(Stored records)
+++

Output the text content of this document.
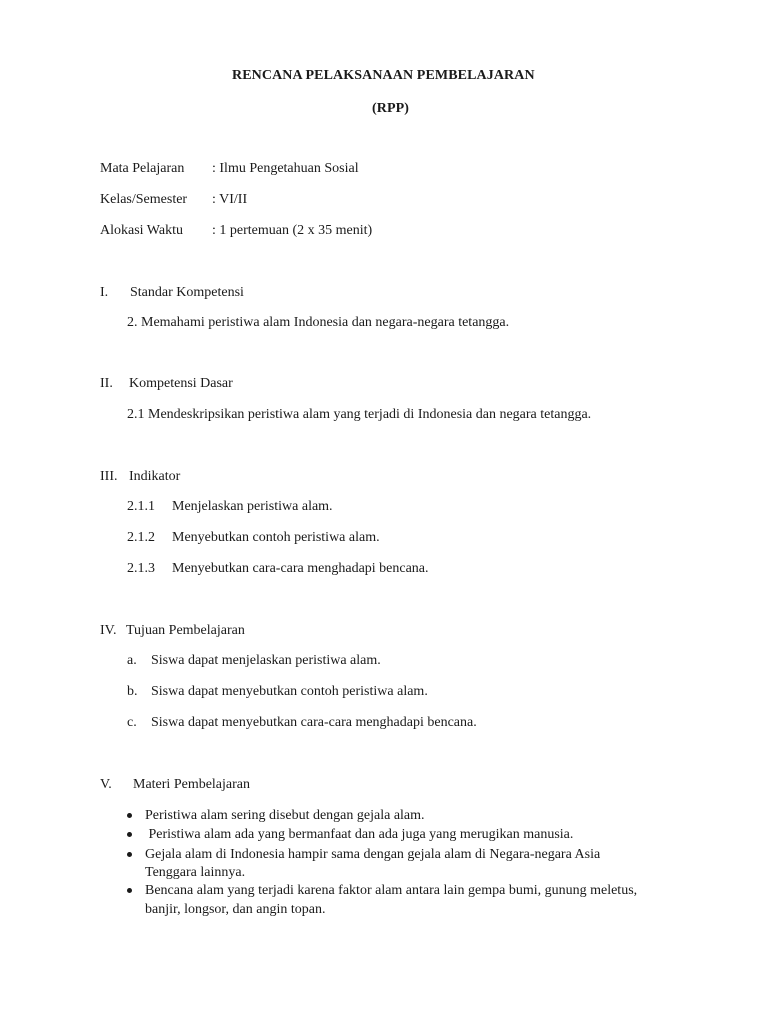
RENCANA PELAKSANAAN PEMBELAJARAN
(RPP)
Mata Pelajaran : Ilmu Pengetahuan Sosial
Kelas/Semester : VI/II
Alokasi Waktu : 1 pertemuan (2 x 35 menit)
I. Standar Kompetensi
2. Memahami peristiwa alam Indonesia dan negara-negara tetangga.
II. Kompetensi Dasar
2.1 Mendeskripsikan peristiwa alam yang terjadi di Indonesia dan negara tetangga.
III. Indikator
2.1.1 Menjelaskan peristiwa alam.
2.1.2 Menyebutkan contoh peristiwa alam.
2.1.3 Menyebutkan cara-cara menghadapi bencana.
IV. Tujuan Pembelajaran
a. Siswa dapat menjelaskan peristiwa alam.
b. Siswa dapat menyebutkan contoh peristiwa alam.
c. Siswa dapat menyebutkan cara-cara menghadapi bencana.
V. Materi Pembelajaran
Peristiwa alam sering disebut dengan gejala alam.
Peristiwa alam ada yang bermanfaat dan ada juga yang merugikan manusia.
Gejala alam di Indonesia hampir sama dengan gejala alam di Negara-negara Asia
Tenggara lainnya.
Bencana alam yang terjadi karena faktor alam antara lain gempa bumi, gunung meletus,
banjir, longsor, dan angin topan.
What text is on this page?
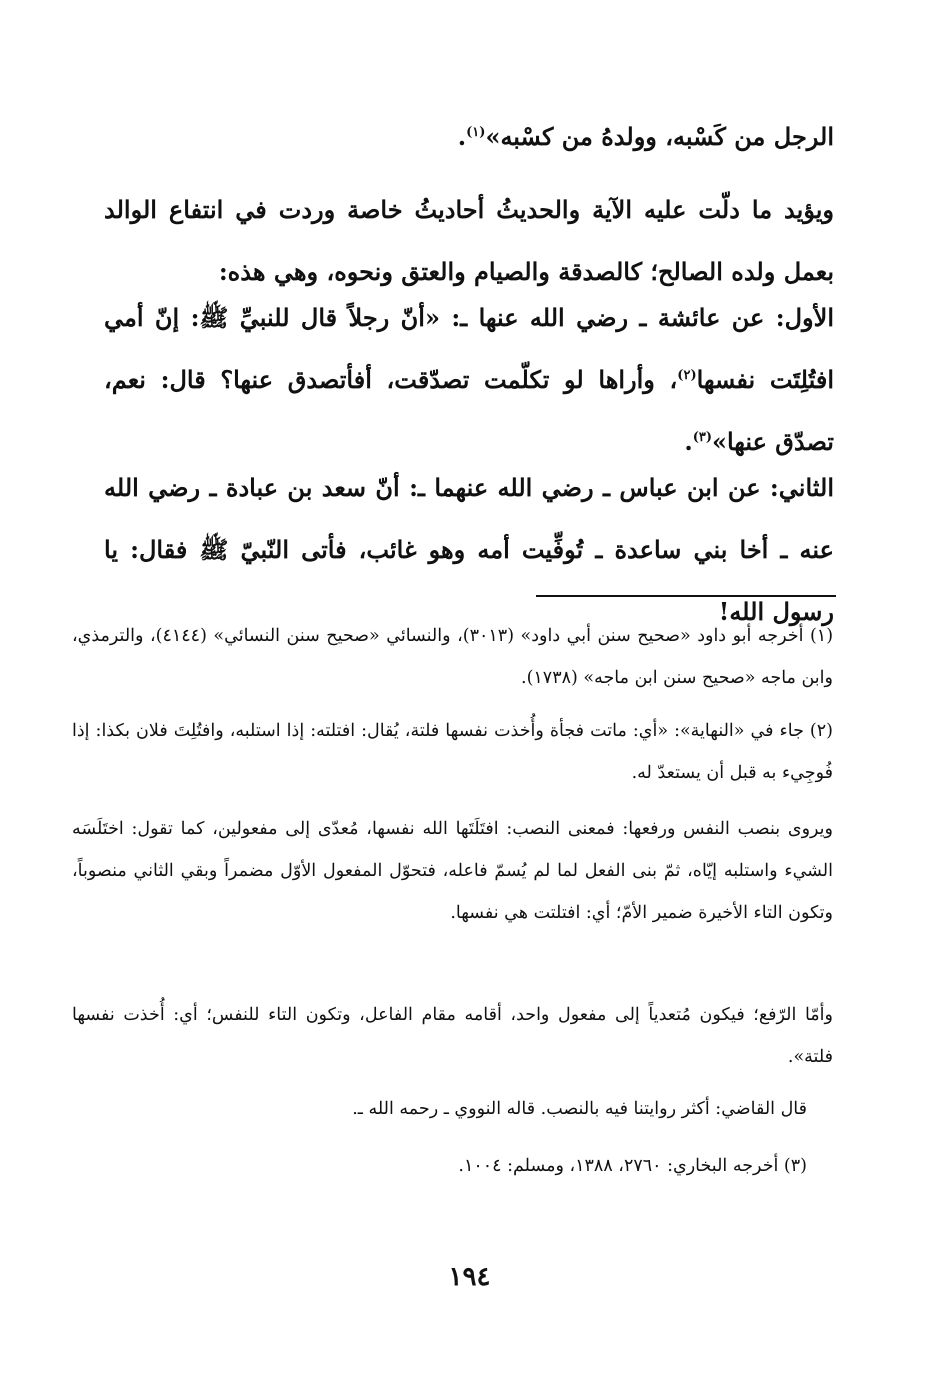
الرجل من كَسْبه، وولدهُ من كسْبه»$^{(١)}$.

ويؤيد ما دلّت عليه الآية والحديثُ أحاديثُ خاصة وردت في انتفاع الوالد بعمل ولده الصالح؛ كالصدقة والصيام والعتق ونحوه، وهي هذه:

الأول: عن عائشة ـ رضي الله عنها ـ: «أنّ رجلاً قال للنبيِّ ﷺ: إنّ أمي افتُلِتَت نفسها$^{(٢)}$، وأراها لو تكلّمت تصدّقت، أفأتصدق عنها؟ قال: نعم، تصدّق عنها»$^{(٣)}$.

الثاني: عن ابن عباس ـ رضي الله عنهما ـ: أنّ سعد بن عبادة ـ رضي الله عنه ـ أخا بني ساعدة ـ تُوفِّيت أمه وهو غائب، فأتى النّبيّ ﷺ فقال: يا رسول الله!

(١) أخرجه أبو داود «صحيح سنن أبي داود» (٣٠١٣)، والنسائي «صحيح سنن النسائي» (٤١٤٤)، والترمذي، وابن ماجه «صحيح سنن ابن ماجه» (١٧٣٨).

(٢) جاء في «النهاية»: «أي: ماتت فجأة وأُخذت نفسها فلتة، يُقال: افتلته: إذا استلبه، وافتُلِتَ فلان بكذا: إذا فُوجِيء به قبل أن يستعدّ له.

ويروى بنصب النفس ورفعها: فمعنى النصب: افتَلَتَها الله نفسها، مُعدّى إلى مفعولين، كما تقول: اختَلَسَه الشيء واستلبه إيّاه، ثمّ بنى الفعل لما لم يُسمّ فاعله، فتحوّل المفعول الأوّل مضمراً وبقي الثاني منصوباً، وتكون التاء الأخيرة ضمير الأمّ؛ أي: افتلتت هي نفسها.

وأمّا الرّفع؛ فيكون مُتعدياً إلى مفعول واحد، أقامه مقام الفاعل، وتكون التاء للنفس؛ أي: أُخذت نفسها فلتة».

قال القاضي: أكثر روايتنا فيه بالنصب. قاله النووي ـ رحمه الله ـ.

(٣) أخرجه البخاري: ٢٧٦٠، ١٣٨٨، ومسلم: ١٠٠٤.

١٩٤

+++

What is required: Check each line above for the string "yang", then copy the ones that have it.

Output below:
2.1 Mendeskripsikan peristiwa alam yang terjadi di Indonesia dan negara tetangga.
Peristiwa alam ada yang bermanfaat dan ada juga yang merugikan manusia.
Bencana alam yang terjadi karena faktor alam antara lain gempa bumi, gunung meletus,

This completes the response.